>> BEGIN

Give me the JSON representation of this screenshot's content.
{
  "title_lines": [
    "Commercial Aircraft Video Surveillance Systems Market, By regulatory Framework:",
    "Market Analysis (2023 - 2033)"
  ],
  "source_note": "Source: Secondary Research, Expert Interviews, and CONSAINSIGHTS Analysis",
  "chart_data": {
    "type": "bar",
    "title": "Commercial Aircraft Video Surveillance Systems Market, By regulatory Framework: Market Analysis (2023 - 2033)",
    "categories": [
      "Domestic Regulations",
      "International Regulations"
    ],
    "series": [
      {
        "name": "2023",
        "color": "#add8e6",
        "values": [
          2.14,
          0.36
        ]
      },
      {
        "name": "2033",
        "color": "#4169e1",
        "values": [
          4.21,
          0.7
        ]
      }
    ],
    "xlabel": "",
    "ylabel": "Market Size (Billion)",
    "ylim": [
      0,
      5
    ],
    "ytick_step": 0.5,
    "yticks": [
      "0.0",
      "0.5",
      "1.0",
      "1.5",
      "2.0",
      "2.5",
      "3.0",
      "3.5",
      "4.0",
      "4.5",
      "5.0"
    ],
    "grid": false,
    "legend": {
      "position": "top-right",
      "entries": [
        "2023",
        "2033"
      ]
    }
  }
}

>> END

Written request ->
Reproduce all of the data exactly as given.

Exercise result ->
Give me the JSON representation of this screenshot's content.
{
  "title_lines": [
    "Commercial Aircraft Video Surveillance Systems Market, By regulatory Framework:",
    "Market Analysis (2023 - 2033)"
  ],
  "source_note": "Source: Secondary Research, Expert Interviews, and CONSAINSIGHTS Analysis",
  "chart_data": {
    "type": "bar",
    "title": "Commercial Aircraft Video Surveillance Systems Market, By regulatory Framework: Market Analysis (2023 - 2033)",
    "categories": [
      "Domestic Regulations",
      "International Regulations"
    ],
    "series": [
      {
        "name": "2023",
        "color": "#add8e6",
        "values": [
          2.14,
          0.36
        ]
      },
      {
        "name": "2033",
        "color": "#4169e1",
        "values": [
          4.21,
          0.7
        ]
      }
    ],
    "xlabel": "",
    "ylabel": "Market Size (Billion)",
    "ylim": [
      0,
      5
    ],
    "ytick_step": 0.5,
    "yticks": [
      "0.0",
      "0.5",
      "1.0",
      "1.5",
      "2.0",
      "2.5",
      "3.0",
      "3.5",
      "4.0",
      "4.5",
      "5.0"
    ],
    "grid": false,
    "legend": {
      "position": "top-right",
      "entries": [
        "2023",
        "2033"
      ]
    }
  }
}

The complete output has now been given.